** start **

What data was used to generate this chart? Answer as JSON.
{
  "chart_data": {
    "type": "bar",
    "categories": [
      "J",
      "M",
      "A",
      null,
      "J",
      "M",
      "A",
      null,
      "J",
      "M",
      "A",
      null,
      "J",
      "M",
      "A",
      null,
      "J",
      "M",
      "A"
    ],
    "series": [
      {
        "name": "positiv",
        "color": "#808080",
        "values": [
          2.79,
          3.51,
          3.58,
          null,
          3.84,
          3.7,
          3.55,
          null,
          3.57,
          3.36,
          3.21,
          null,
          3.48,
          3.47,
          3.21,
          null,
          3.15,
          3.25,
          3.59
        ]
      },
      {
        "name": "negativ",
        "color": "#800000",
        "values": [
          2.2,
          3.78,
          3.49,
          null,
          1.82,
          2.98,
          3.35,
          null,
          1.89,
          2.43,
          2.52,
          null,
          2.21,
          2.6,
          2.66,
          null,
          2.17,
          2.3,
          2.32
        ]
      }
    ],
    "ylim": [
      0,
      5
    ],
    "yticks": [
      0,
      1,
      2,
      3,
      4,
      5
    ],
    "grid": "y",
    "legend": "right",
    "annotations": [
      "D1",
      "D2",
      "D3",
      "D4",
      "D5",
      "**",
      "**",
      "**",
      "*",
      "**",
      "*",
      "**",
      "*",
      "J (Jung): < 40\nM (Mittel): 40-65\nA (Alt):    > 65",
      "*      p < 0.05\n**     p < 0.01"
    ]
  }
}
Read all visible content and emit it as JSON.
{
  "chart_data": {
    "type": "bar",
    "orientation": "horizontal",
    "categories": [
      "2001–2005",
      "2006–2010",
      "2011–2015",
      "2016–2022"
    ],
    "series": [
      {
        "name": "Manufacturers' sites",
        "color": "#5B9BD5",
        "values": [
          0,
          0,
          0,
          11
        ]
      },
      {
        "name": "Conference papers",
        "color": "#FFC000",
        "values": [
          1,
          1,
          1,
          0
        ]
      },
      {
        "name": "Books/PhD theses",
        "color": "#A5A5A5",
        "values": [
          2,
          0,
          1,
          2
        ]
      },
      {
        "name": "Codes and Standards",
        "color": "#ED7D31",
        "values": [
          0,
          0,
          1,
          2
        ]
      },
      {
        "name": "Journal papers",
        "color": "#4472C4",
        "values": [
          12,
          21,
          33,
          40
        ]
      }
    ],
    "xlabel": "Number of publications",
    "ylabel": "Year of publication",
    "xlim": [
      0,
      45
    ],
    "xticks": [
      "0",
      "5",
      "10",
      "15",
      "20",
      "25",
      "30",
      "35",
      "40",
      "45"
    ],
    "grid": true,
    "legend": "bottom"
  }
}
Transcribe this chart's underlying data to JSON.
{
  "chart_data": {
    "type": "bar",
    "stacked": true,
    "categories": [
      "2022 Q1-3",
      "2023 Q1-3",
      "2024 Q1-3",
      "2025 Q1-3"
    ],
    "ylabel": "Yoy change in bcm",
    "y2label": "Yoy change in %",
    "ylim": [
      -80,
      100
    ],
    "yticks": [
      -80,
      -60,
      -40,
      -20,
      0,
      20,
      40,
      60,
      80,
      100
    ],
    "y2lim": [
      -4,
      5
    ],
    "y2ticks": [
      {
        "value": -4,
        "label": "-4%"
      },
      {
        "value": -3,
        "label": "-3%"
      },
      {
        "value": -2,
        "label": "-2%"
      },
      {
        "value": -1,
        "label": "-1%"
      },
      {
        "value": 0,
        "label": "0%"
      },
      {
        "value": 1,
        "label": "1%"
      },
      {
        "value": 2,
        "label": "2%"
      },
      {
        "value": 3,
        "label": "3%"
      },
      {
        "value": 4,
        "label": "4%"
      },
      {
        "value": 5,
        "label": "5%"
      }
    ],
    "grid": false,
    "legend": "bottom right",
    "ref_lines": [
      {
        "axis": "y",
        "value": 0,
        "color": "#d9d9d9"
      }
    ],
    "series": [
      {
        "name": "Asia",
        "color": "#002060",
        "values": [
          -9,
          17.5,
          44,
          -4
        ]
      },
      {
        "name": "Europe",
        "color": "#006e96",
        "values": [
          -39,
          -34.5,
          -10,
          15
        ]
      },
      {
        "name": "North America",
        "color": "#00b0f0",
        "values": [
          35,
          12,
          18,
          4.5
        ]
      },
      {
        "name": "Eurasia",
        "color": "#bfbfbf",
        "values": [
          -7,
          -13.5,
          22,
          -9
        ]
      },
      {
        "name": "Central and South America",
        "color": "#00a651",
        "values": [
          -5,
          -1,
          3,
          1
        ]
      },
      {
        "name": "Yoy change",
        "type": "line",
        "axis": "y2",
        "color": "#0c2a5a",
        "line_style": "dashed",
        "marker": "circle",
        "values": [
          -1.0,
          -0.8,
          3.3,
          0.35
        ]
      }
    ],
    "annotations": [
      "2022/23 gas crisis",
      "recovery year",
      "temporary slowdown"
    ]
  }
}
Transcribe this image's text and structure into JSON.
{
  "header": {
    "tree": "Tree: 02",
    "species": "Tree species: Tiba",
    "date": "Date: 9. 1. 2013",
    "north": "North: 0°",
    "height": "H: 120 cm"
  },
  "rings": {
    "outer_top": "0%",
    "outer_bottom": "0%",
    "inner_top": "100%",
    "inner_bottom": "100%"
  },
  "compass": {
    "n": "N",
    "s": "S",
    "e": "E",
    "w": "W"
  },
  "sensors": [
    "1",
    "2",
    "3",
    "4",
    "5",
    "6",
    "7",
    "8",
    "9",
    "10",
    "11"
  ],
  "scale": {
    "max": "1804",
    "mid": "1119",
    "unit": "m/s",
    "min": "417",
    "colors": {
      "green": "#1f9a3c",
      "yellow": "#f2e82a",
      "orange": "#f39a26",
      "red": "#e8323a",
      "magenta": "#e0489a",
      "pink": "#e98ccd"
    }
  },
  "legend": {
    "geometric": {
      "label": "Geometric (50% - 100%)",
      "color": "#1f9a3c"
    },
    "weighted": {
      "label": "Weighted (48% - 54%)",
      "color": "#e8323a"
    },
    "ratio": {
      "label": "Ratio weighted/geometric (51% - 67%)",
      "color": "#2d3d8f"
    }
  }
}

** end **

Your objective
Search the entries for the word "papers" and copy every line that has it.

Response for this exercise
        "name": "Conference papers",
        "name": "Journal papers",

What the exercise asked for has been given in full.